TASK INSTRUCTIONS:
List each line holding the string "면접장소".

MATERIAL SHOWN:

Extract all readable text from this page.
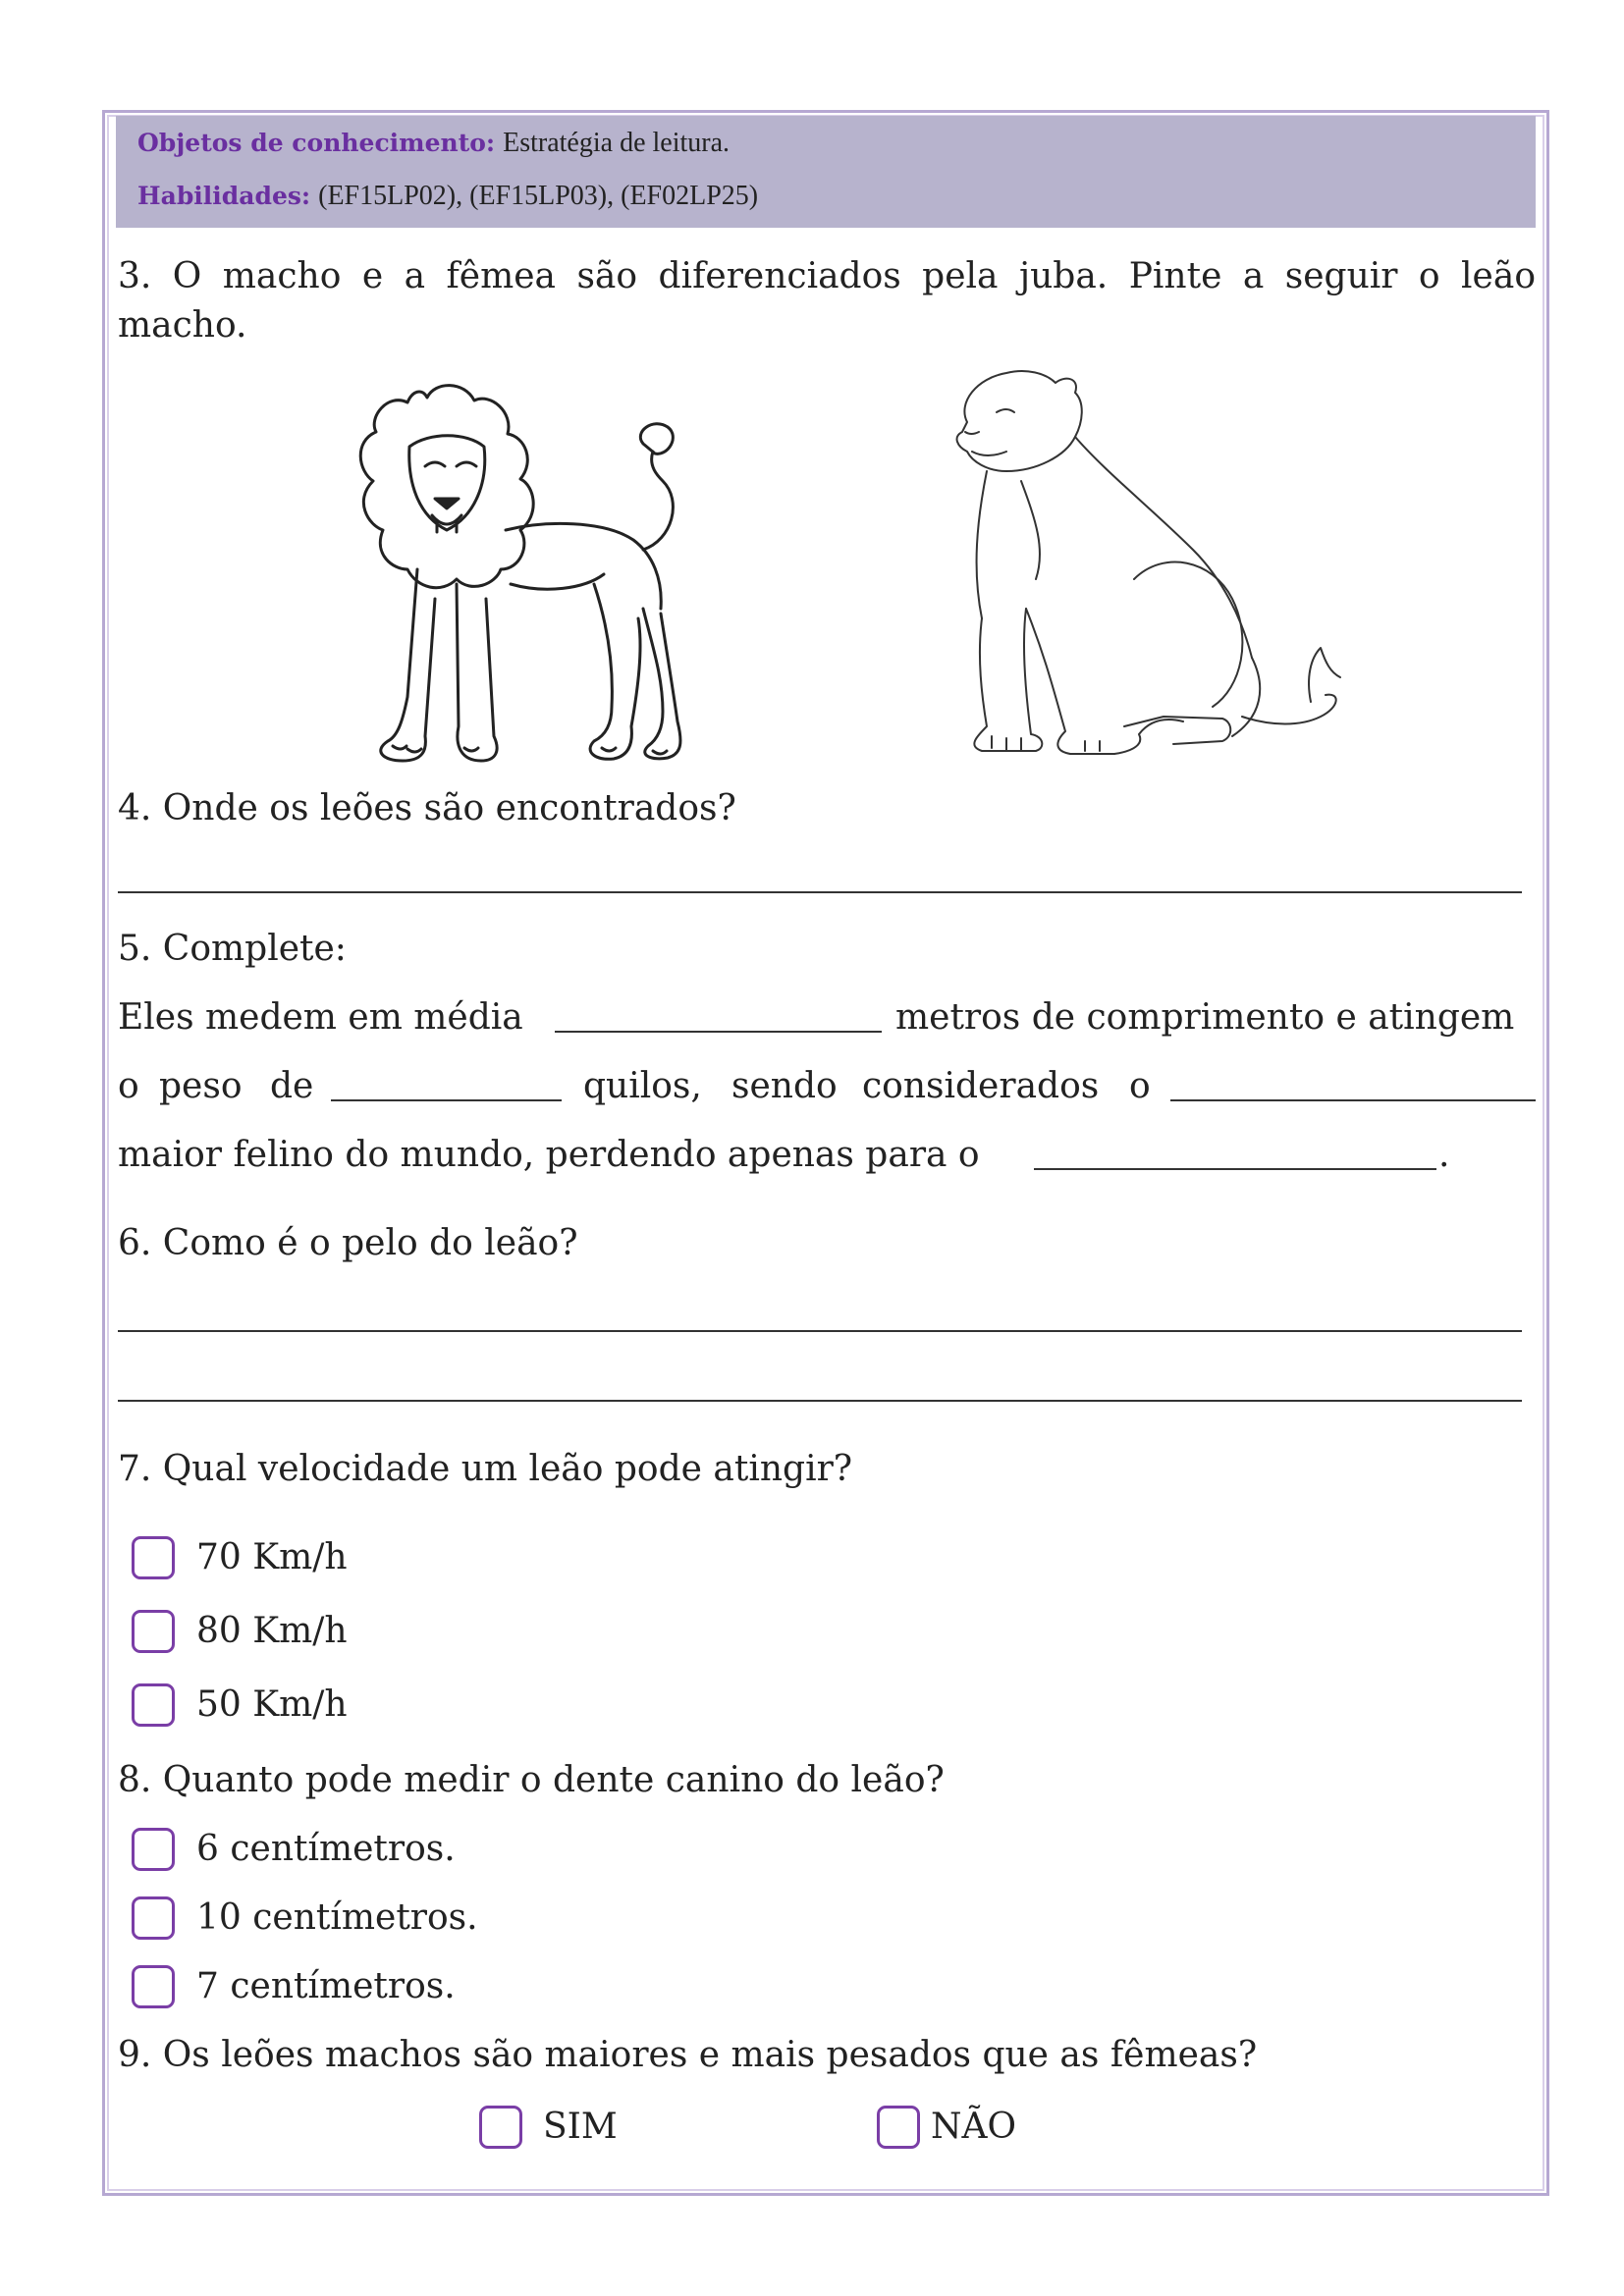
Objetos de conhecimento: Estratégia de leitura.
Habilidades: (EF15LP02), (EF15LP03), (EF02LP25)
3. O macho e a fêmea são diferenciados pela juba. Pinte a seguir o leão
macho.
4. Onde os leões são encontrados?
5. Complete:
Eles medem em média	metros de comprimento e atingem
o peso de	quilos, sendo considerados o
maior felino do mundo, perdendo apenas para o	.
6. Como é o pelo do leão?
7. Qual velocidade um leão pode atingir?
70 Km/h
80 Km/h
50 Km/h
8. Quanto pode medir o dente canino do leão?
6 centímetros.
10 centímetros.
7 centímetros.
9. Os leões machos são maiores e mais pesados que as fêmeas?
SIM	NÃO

...

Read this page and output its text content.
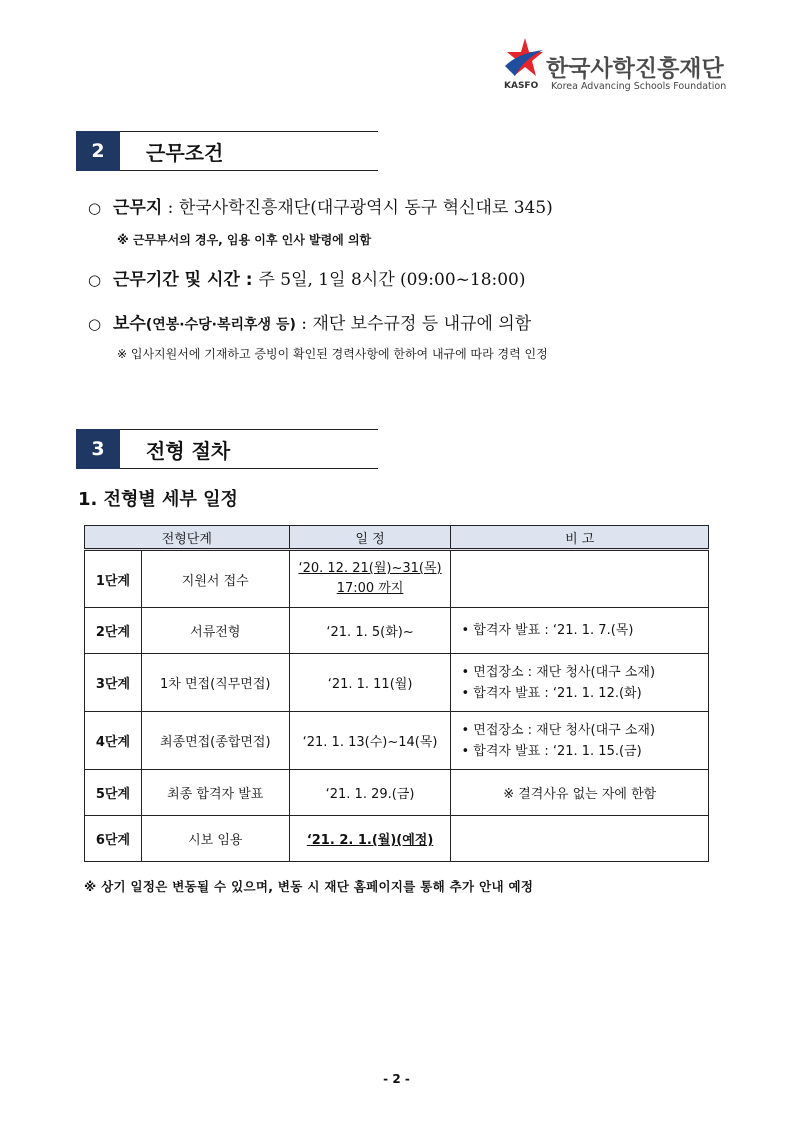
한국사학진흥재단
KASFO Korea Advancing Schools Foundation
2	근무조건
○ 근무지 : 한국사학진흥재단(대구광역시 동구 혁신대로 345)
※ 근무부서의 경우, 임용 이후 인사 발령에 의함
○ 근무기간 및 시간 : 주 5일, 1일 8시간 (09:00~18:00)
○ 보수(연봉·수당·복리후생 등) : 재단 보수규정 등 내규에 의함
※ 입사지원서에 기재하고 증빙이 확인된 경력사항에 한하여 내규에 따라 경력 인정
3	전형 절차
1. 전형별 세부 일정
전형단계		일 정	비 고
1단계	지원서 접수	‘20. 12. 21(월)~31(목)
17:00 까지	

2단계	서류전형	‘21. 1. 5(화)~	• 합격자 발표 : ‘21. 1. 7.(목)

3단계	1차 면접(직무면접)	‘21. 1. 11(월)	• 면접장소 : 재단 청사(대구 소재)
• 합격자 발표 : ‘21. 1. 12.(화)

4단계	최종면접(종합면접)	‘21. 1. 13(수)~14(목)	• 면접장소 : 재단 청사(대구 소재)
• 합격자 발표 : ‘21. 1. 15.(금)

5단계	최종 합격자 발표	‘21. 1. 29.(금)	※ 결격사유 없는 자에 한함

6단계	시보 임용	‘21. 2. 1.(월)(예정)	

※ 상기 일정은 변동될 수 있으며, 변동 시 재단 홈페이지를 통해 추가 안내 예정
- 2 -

RESPONSE TO THE EXERCISE:
3단계	1차 면접(직무면접)	‘21. 1. 11(월)	• 면접장소 : 재단 청사(대구 소재)
4단계	최종면접(종합면접)	‘21. 1. 13(수)~14(목)	• 면접장소 : 재단 청사(대구 소재)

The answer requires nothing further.